*** Data lines

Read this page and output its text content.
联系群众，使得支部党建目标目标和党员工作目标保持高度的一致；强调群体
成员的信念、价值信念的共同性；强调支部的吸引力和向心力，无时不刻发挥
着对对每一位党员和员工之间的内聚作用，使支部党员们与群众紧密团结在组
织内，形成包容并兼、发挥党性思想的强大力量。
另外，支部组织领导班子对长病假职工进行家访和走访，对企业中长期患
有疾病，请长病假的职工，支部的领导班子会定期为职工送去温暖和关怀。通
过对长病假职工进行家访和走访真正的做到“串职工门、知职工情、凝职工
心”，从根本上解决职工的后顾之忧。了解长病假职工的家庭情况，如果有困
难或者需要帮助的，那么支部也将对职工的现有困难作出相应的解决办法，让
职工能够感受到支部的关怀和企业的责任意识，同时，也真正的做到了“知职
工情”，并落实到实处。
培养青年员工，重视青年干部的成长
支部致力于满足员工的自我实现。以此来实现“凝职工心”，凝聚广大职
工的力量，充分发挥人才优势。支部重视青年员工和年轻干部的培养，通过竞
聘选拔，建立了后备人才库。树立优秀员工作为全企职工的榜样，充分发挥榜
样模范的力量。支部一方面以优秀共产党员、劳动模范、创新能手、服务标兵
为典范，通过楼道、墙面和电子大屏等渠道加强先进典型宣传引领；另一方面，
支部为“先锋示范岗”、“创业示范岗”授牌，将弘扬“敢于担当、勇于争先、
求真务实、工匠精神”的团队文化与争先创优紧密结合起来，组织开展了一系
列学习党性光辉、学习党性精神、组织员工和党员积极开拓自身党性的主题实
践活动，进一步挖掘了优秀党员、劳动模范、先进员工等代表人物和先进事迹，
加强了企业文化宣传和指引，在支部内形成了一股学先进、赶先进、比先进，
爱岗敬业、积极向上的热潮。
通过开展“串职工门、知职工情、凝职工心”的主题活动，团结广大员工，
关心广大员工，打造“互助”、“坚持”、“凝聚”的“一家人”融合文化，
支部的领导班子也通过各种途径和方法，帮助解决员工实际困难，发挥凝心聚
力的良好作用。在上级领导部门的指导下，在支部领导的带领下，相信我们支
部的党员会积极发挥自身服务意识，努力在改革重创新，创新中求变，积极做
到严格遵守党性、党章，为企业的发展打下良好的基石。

******

■ Stated task ■
Write out all of the records above exactly as they appear.

■ Answer to the exercise ■
Read this page and output its text content.
联系群众，使得支部党建目标目标和党员工作目标保持高度的一致；强调群体
成员的信念、价值信念的共同性；强调支部的吸引力和向心力，无时不刻发挥
着对对每一位党员和员工之间的内聚作用，使支部党员们与群众紧密团结在组
织内，形成包容并兼、发挥党性思想的强大力量。
另外，支部组织领导班子对长病假职工进行家访和走访，对企业中长期患
有疾病，请长病假的职工，支部的领导班子会定期为职工送去温暖和关怀。通
过对长病假职工进行家访和走访真正的做到“串职工门、知职工情、凝职工
心”，从根本上解决职工的后顾之忧。了解长病假职工的家庭情况，如果有困
难或者需要帮助的，那么支部也将对职工的现有困难作出相应的解决办法，让
职工能够感受到支部的关怀和企业的责任意识，同时，也真正的做到了“知职
工情”，并落实到实处。
培养青年员工，重视青年干部的成长
支部致力于满足员工的自我实现。以此来实现“凝职工心”，凝聚广大职
工的力量，充分发挥人才优势。支部重视青年员工和年轻干部的培养，通过竞
聘选拔，建立了后备人才库。树立优秀员工作为全企职工的榜样，充分发挥榜
样模范的力量。支部一方面以优秀共产党员、劳动模范、创新能手、服务标兵
为典范，通过楼道、墙面和电子大屏等渠道加强先进典型宣传引领；另一方面，
支部为“先锋示范岗”、“创业示范岗”授牌，将弘扬“敢于担当、勇于争先、
求真务实、工匠精神”的团队文化与争先创优紧密结合起来，组织开展了一系
列学习党性光辉、学习党性精神、组织员工和党员积极开拓自身党性的主题实
践活动，进一步挖掘了优秀党员、劳动模范、先进员工等代表人物和先进事迹，
加强了企业文化宣传和指引，在支部内形成了一股学先进、赶先进、比先进，
爱岗敬业、积极向上的热潮。
通过开展“串职工门、知职工情、凝职工心”的主题活动，团结广大员工，
关心广大员工，打造“互助”、“坚持”、“凝聚”的“一家人”融合文化，
支部的领导班子也通过各种途径和方法，帮助解决员工实际困难，发挥凝心聚
力的良好作用。在上级领导部门的指导下，在支部领导的带领下，相信我们支
部的党员会积极发挥自身服务意识，努力在改革重创新，创新中求变，积极做
到严格遵守党性、党章，为企业的发展打下良好的基石。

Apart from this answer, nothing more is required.